Data records
----
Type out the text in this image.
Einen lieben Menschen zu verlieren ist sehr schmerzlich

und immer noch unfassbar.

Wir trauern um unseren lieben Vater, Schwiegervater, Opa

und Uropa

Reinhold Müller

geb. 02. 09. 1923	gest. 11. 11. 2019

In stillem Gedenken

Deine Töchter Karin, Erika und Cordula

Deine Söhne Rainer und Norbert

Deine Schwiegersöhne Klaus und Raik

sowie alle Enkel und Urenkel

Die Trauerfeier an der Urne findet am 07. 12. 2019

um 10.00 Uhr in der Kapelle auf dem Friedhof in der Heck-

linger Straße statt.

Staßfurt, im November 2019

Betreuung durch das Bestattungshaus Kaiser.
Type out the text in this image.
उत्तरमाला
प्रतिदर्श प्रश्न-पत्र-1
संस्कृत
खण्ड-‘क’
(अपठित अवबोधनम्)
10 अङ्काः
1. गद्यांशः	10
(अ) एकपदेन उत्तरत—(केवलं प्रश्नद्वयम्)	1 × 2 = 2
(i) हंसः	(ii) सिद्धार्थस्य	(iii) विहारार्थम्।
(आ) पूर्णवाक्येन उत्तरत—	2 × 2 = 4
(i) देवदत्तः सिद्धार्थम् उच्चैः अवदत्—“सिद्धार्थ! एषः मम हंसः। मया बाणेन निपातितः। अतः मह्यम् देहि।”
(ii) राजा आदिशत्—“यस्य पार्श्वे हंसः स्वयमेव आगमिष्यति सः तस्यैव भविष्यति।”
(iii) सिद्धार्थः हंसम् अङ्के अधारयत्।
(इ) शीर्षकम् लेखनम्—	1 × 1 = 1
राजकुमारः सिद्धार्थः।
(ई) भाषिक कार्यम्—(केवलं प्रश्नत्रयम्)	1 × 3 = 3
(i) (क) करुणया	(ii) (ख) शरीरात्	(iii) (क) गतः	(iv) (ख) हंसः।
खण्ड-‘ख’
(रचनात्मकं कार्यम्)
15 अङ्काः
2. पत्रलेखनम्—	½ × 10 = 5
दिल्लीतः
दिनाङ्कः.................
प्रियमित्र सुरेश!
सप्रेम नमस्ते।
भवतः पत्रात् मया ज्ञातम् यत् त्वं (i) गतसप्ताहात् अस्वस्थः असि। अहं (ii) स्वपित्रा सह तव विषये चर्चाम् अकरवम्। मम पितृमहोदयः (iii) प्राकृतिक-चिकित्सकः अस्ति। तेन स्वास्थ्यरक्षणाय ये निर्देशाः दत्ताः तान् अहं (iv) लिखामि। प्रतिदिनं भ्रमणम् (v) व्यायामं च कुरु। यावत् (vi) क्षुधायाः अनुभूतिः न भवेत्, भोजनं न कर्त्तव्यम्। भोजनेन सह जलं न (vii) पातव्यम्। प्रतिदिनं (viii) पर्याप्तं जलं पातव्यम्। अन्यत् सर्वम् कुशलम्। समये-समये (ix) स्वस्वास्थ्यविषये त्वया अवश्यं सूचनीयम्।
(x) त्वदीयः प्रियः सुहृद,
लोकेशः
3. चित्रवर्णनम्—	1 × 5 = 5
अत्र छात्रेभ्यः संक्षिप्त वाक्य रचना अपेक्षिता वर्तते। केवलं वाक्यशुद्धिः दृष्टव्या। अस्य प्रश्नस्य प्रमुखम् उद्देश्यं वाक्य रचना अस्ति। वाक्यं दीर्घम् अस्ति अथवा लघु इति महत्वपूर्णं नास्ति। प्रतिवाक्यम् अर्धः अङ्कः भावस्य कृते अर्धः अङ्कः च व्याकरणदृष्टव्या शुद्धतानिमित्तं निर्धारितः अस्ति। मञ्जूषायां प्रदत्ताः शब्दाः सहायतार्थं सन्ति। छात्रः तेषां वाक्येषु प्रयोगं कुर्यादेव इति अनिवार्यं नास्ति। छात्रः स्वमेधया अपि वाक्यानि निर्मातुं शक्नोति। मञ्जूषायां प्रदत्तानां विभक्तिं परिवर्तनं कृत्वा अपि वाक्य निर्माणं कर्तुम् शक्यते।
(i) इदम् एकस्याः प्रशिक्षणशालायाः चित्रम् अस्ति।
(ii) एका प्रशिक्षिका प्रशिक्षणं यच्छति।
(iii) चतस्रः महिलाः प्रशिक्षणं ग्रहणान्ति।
----
WORK TO COMPLETE
Copy out all the entries shown above, character for character.

RESULT
Type out the text in this image.
Einen lieben Menschen zu verlieren ist sehr schmerzlich

und immer noch unfassbar.

Wir trauern um unseren lieben Vater, Schwiegervater, Opa

und Uropa

Reinhold Müller

geb. 02. 09. 1923	gest. 11. 11. 2019

In stillem Gedenken

Deine Töchter Karin, Erika und Cordula

Deine Söhne Rainer und Norbert

Deine Schwiegersöhne Klaus und Raik

sowie alle Enkel und Urenkel

Die Trauerfeier an der Urne findet am 07. 12. 2019

um 10.00 Uhr in der Kapelle auf dem Friedhof in der Heck-

linger Straße statt.

Staßfurt, im November 2019

Betreuung durch das Bestattungshaus Kaiser.
Type out the text in this image.
उत्तरमाला
प्रतिदर्श प्रश्न-पत्र-1
संस्कृत
खण्ड-‘क’
(अपठित अवबोधनम्)
10 अङ्काः
1. गद्यांशः	10
(अ) एकपदेन उत्तरत—(केवलं प्रश्नद्वयम्)	1 × 2 = 2
(i) हंसः	(ii) सिद्धार्थस्य	(iii) विहारार्थम्।
(आ) पूर्णवाक्येन उत्तरत—	2 × 2 = 4
(i) देवदत्तः सिद्धार्थम् उच्चैः अवदत्—“सिद्धार्थ! एषः मम हंसः। मया बाणेन निपातितः। अतः मह्यम् देहि।”
(ii) राजा आदिशत्—“यस्य पार्श्वे हंसः स्वयमेव आगमिष्यति सः तस्यैव भविष्यति।”
(iii) सिद्धार्थः हंसम् अङ्के अधारयत्।
(इ) शीर्षकम् लेखनम्—	1 × 1 = 1
राजकुमारः सिद्धार्थः।
(ई) भाषिक कार्यम्—(केवलं प्रश्नत्रयम्)	1 × 3 = 3
(i) (क) करुणया	(ii) (ख) शरीरात्	(iii) (क) गतः	(iv) (ख) हंसः।
खण्ड-‘ख’
(रचनात्मकं कार्यम्)
15 अङ्काः
2. पत्रलेखनम्—	½ × 10 = 5
दिल्लीतः
दिनाङ्कः.................
प्रियमित्र सुरेश!
सप्रेम नमस्ते।
भवतः पत्रात् मया ज्ञातम् यत् त्वं (i) गतसप्ताहात् अस्वस्थः असि। अहं (ii) स्वपित्रा सह तव विषये चर्चाम् अकरवम्। मम पितृमहोदयः (iii) प्राकृतिक-चिकित्सकः अस्ति। तेन स्वास्थ्यरक्षणाय ये निर्देशाः दत्ताः तान् अहं (iv) लिखामि। प्रतिदिनं भ्रमणम् (v) व्यायामं च कुरु। यावत् (vi) क्षुधायाः अनुभूतिः न भवेत्, भोजनं न कर्त्तव्यम्। भोजनेन सह जलं न (vii) पातव्यम्। प्रतिदिनं (viii) पर्याप्तं जलं पातव्यम्। अन्यत् सर्वम् कुशलम्। समये-समये (ix) स्वस्वास्थ्यविषये त्वया अवश्यं सूचनीयम्।
(x) त्वदीयः प्रियः सुहृद,
लोकेशः
3. चित्रवर्णनम्—	1 × 5 = 5
अत्र छात्रेभ्यः संक्षिप्त वाक्य रचना अपेक्षिता वर्तते। केवलं वाक्यशुद्धिः दृष्टव्या। अस्य प्रश्नस्य प्रमुखम् उद्देश्यं वाक्य रचना अस्ति। वाक्यं दीर्घम् अस्ति अथवा लघु इति महत्वपूर्णं नास्ति। प्रतिवाक्यम् अर्धः अङ्कः भावस्य कृते अर्धः अङ्कः च व्याकरणदृष्टव्या शुद्धतानिमित्तं निर्धारितः अस्ति। मञ्जूषायां प्रदत्ताः शब्दाः सहायतार्थं सन्ति। छात्रः तेषां वाक्येषु प्रयोगं कुर्यादेव इति अनिवार्यं नास्ति। छात्रः स्वमेधया अपि वाक्यानि निर्मातुं शक्नोति। मञ्जूषायां प्रदत्तानां विभक्तिं परिवर्तनं कृत्वा अपि वाक्य निर्माणं कर्तुम् शक्यते।
(i) इदम् एकस्याः प्रशिक्षणशालायाः चित्रम् अस्ति।
(ii) एका प्रशिक्षिका प्रशिक्षणं यच्छति।
(iii) चतस्रः महिलाः प्रशिक्षणं ग्रहणान्ति।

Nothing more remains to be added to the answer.